> [Task description]: Continue the essay on Part 13 of Twin Peaks: The Return from the point where it ends, picking up after its final sentence.

> [Text extract]:
Audrey Horne (Sherilyn Fenn) utters these words in a fit of panic to her eerily calm husband, Charlie (Clark Middleton), in Part 13 of Twin Peaks: The Return. It’s a feeling that could describe many of the characters featured in the hour. While its first half was devoted to the nominal primary narratives, the second took a long, hard look at the show’s legacy characters, to see how much time has changed them, and how they also seem to be trapped in the same loop, forever. Camus’s The Myth of Sisyphus might have a few things to say about Big Ed Hurley at the end of the day.

GIF: Showtime

I’ve written previously in this column about the effects of time, both in how we experience it and how the characters experience it on the show. It’s remarkable to see the change that has taken place in characters like Bobby Briggs (Dana Ashbrook), Lawrence Jacoby (Russ Tamblyn), and Nadine Hurley (Wendy Robie), while so little has changed in others. David Lynch and Mark Frost see the town of Twin Peaks as practically eternal, existing in the same place while the sands constantly shift under its feet.
That was the primary thrust of the first series, as well. High school sweethearts grow up, marry other people, but still love each other; teenagers embody archetypes that bend and twist but never break; the past intermingles freely with the present, sometimes violently so. In that framework, characters constantly had to question their identities. One, Leland Palmer (Ray Wise), came to discover that he potentially wasn’t himself at all when he raped and murdered his own daughter—but then again, perhaps he was more that man than he could ever truly admit.
We’re seeing some of these patterns re-emerge in Twin Peaks: The Return. While Lynch and Frost have interrogated those patterns in earlier episodes, “Part 13” concentrated a series of them in its concluding 20 minutes that demonstrated some of the sweet warmth of the earlier series, while also lamenting the sadness of the trap of identity in which these people find themselves.

GIF: Showtime

Bobby is a cop, and has found himself as a man. Yet, here he is at the Double-R, ordering “the usual” and on the lookout for Shelly (Mädchen Amick). Shelly isn’t there—is she with Red, her new bad boy flame that could stand in for what Bobby was all those years ago? Is this new, more mature Bobby the real Bobby, or is he just a placeholder?

> [Raw records]:
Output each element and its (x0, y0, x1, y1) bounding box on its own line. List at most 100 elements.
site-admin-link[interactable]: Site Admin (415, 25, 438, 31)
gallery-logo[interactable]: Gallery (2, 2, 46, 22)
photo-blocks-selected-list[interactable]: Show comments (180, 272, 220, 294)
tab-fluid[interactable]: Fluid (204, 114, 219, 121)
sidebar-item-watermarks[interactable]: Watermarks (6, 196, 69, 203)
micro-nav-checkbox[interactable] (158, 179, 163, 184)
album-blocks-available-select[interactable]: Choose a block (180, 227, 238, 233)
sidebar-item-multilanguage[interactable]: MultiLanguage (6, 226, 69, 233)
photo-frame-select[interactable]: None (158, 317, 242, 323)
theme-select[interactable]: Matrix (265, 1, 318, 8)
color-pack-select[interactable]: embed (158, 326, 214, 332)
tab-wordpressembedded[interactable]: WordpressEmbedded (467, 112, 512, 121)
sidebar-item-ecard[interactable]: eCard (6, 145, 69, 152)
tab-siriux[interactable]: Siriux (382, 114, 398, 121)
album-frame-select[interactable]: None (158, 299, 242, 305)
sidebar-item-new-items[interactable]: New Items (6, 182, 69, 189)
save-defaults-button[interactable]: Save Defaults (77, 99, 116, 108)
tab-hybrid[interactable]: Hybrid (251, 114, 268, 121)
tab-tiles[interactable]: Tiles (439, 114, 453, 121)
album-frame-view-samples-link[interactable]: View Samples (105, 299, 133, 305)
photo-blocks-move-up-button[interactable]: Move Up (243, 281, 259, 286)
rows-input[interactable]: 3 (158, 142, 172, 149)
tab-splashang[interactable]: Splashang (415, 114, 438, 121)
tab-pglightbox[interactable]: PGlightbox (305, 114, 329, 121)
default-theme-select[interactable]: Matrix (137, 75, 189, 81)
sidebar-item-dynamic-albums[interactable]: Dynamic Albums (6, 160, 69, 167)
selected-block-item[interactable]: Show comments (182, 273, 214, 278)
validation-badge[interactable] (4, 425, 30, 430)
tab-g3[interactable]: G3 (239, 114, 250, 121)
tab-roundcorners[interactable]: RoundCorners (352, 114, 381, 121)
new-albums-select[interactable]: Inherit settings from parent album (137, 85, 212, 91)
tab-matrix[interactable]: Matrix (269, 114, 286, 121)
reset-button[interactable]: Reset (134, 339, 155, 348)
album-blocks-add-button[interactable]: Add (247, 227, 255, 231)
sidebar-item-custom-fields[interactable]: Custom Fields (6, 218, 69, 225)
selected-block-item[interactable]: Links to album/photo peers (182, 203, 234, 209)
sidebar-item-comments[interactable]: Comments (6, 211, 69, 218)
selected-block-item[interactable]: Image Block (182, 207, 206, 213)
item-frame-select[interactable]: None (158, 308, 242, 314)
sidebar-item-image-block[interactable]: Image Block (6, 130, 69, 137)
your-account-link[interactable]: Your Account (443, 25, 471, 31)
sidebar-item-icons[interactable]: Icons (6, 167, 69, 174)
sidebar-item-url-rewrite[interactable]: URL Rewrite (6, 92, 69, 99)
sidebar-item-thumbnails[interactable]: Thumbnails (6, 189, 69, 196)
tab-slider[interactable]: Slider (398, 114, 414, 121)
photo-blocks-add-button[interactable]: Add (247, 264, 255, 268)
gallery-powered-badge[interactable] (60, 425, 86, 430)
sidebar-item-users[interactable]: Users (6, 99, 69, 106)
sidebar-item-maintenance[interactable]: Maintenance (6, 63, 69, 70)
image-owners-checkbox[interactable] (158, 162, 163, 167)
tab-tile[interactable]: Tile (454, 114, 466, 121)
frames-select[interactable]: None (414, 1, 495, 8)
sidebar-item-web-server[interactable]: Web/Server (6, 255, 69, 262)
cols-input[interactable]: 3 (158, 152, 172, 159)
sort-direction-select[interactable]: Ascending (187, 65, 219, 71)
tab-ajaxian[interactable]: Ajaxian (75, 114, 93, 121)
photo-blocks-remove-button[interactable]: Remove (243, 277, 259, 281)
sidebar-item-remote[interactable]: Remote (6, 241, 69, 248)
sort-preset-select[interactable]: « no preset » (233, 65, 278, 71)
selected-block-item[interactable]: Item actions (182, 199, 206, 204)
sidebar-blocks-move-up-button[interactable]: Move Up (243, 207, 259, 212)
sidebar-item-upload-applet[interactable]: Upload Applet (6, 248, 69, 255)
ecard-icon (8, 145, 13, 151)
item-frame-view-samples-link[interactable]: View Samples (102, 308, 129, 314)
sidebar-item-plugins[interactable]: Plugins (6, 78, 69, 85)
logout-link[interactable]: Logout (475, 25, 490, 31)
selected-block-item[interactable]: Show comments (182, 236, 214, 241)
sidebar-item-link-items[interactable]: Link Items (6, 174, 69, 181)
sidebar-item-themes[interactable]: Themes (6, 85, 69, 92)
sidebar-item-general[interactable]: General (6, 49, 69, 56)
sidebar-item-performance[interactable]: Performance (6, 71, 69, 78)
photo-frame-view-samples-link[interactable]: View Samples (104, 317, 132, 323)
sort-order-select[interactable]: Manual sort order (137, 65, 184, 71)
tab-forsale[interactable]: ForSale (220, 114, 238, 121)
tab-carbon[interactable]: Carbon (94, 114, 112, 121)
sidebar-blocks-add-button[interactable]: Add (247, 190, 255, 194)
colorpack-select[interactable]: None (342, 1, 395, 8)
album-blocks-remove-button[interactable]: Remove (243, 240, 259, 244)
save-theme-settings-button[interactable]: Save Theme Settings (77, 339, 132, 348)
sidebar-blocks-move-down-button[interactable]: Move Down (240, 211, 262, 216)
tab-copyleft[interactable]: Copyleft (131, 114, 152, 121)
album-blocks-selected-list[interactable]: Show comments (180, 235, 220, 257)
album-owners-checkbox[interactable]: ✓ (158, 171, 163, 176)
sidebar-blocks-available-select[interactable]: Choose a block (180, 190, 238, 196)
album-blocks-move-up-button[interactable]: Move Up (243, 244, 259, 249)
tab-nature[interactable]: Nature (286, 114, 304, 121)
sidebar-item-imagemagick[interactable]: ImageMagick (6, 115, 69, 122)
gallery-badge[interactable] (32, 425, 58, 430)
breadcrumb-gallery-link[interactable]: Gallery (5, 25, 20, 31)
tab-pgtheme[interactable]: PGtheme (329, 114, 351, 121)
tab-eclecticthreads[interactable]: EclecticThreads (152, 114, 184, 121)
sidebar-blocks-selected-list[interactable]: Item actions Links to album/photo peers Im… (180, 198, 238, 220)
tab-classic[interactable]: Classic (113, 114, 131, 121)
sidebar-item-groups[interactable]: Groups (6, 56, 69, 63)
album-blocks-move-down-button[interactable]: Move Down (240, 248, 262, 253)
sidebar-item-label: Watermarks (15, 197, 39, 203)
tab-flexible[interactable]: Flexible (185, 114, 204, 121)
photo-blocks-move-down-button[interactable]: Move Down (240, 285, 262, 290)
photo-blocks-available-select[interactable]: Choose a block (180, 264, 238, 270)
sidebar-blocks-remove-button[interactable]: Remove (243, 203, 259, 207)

> [Result below]:
Big Ed Hurley (Everett McGill) finally makes his debut, and we find him in a familiar place next to Norma Jennings (Peggy Lipton) in a Double-R booth. Only this time, it’s strictly platonic—or so it seems. Norma is once again with somebody else, but she and Ed keep locking eyes, as if they are stuck in a star-crossed loop forever. Is it future, or is it past?
Even Norma, now the successful owner of a chain of Double-R restaurants, seems eternally drawn to be where she is. It wasn’t often that we ever saw Norma step outside of the Double-R. When her new beau/business partner, Walter (Grant Goodeve), tells her that she needs to cut corners to turn a profit on her pies, she balks. The allure of late capitalism is being dangled in front of her face, and while it’s easy to see the positives of resisting it, one can’t help but also wonder if Norma is trapped in her own loop, making the same incredible pies for the same people for eternity.
Nadine is also a successful businesswoman now, having taken her silent drape runner idea and built a bustling store out of it. Dr. Jacoby has shed all pretense of his life as a psychiatrist in favor of becoming an isolated, Alex Jones-style conspiracy vlogger. Yet, when they cross paths, Jacoby is taken to remembering a moment in a grocery store when Nadine bent down to pick up a dropped potato. It is an incidental memory, but it carries with it the reminder of how far these two have come, and not always for the better. Jacoby implores his viewers to shovel themselves “out of the shit,” which may be a salve for Nadine, but it also serves to demonstrate how nobody has been able to really do that in the 25 years since Laura Palmer died.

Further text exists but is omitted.